### Problem to solve:
In the entries below, count every line with the word "importantes". Return only the count.

### Data supplied:
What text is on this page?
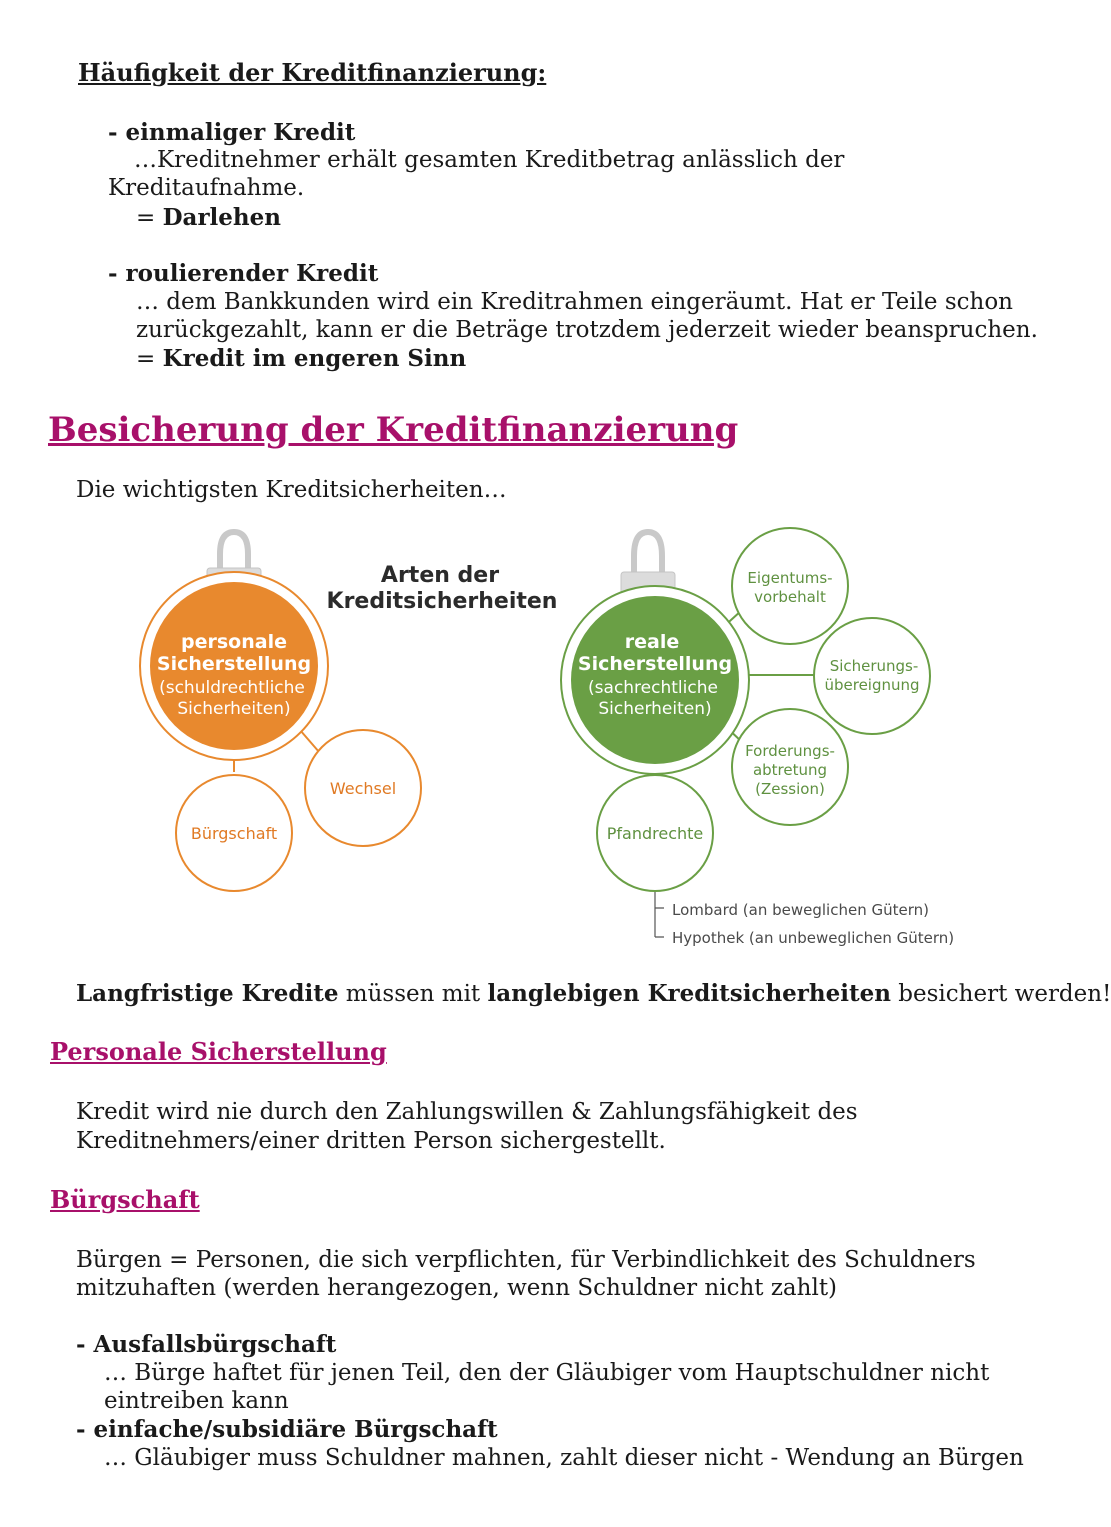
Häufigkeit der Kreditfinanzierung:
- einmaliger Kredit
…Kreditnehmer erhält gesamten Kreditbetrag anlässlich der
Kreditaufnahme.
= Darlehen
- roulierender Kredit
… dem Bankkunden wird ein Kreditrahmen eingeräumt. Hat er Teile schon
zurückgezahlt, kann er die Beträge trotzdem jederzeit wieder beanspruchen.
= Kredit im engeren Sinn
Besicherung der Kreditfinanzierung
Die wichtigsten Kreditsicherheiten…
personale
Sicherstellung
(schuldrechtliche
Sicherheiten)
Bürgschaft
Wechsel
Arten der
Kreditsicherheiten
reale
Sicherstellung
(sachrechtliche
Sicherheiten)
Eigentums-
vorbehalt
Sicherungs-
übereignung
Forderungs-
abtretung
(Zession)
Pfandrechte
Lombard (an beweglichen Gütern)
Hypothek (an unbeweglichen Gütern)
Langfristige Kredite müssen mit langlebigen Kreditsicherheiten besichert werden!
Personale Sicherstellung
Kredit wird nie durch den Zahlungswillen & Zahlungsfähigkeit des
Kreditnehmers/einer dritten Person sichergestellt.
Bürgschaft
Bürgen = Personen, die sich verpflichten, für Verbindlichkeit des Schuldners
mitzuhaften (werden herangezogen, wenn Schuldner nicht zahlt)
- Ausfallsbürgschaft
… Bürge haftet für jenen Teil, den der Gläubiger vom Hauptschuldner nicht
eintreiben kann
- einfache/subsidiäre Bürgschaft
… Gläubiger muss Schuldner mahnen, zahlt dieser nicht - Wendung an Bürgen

--

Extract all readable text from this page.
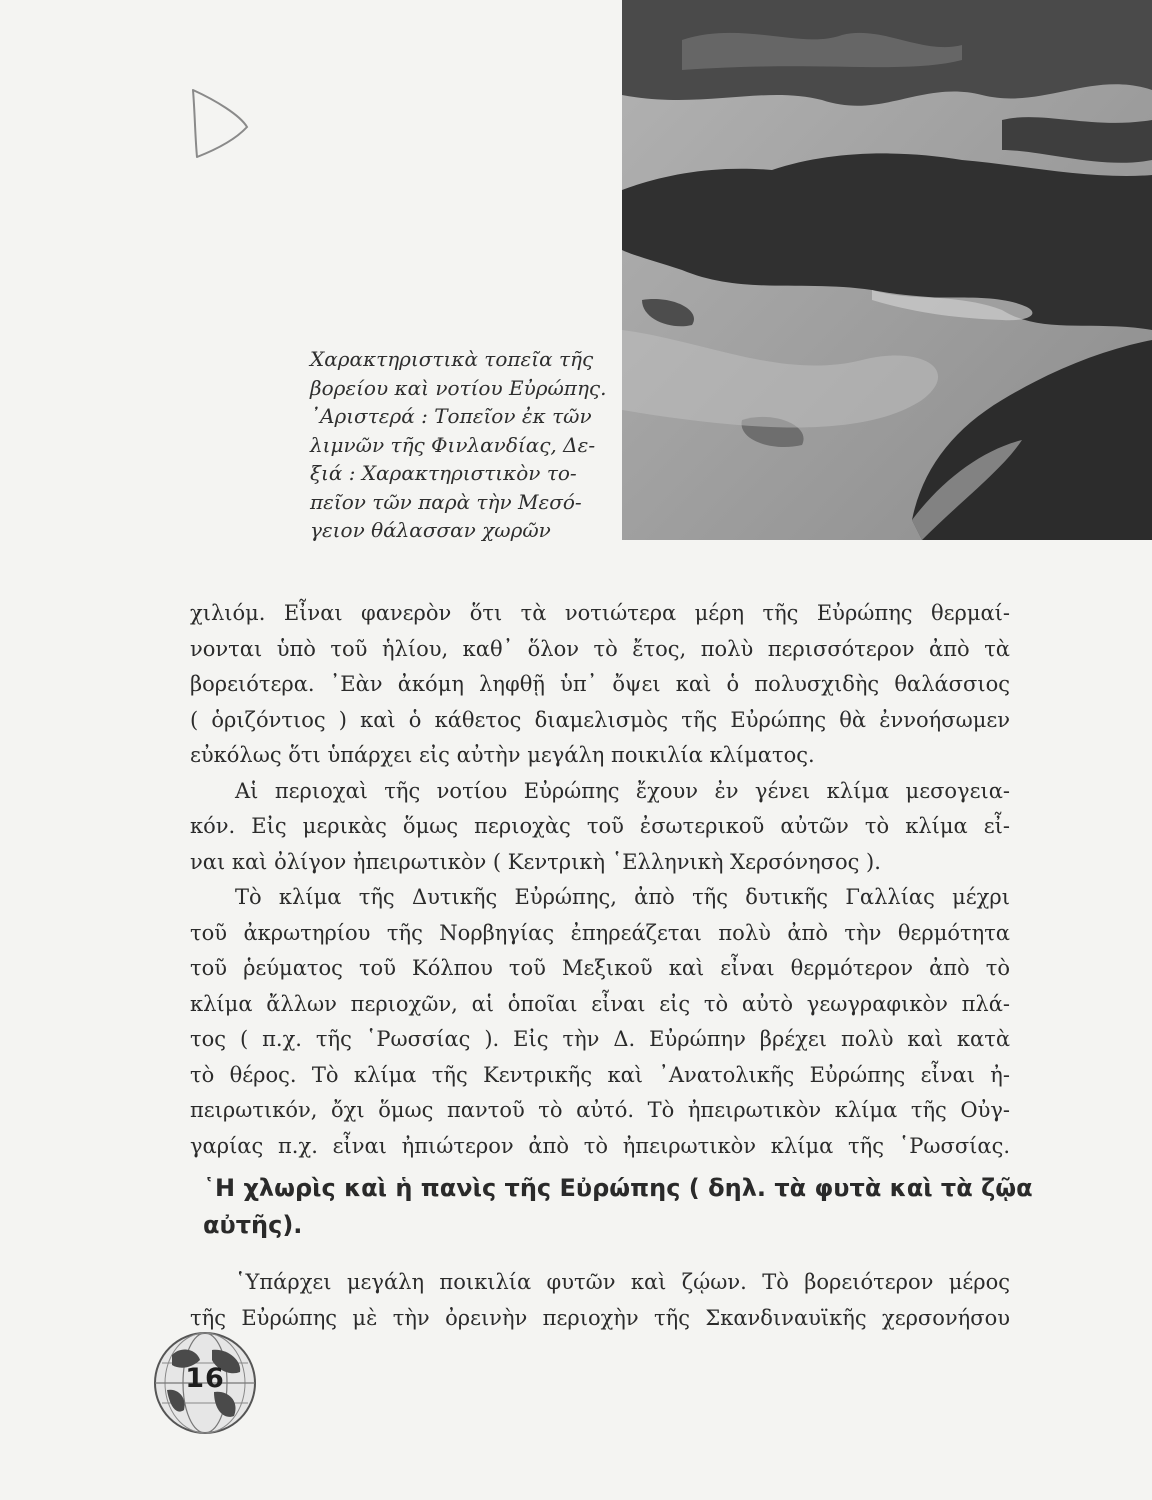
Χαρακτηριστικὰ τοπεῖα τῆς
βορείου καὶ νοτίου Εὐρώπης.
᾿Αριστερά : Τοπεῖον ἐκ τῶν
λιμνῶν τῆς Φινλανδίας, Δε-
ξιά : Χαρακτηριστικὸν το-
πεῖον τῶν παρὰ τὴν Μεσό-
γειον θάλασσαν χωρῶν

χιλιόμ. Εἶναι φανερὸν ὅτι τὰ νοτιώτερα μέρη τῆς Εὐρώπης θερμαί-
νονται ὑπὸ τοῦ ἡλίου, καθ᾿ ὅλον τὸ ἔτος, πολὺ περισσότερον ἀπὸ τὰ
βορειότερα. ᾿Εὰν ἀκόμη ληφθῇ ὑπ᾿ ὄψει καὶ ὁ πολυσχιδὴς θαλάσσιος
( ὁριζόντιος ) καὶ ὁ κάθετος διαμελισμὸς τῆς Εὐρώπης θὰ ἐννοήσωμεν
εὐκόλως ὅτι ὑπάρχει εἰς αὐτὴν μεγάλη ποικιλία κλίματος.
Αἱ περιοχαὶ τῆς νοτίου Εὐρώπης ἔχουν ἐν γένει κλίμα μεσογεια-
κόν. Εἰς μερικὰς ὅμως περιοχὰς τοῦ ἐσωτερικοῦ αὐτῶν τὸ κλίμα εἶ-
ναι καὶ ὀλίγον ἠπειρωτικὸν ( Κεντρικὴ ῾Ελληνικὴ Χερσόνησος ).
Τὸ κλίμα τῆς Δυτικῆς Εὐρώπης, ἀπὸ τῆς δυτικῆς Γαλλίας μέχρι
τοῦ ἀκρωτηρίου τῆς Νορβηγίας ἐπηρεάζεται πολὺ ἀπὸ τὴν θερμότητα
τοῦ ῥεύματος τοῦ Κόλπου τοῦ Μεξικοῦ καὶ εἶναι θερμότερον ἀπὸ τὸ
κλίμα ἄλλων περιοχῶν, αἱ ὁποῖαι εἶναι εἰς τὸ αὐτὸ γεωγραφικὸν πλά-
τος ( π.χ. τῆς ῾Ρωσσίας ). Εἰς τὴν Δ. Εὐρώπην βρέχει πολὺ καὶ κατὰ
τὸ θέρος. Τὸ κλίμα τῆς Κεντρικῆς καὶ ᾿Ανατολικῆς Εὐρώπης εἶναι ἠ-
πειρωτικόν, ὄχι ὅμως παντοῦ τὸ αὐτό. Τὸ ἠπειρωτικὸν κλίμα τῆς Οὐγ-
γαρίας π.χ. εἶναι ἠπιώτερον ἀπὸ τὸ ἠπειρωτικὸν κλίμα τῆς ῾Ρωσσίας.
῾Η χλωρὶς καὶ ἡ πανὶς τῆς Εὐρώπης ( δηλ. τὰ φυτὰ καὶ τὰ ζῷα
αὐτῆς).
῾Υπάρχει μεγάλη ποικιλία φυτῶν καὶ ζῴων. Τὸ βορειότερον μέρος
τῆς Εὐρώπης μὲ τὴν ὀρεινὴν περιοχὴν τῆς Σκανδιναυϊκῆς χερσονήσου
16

...

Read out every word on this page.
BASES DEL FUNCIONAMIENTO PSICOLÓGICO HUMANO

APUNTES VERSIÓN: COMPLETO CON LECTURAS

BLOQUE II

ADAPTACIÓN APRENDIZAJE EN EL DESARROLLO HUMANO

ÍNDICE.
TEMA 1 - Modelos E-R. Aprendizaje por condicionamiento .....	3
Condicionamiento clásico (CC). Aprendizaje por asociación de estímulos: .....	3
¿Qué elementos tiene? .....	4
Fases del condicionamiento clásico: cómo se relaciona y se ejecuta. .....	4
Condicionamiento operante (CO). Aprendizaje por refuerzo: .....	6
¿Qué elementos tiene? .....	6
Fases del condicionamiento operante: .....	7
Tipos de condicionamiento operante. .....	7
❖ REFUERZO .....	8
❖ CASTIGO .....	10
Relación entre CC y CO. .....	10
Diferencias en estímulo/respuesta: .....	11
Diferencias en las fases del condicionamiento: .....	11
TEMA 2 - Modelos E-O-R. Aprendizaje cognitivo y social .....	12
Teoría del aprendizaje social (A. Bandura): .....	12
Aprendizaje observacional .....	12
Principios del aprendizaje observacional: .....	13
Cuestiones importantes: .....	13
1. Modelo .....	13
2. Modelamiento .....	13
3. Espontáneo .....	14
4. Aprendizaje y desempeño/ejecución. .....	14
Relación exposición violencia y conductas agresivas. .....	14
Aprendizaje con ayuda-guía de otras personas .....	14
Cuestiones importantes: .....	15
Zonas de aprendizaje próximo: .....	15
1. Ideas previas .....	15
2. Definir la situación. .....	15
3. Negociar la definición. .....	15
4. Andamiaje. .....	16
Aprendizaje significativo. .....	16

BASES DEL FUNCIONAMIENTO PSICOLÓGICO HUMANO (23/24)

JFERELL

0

### Solution to the problem:
2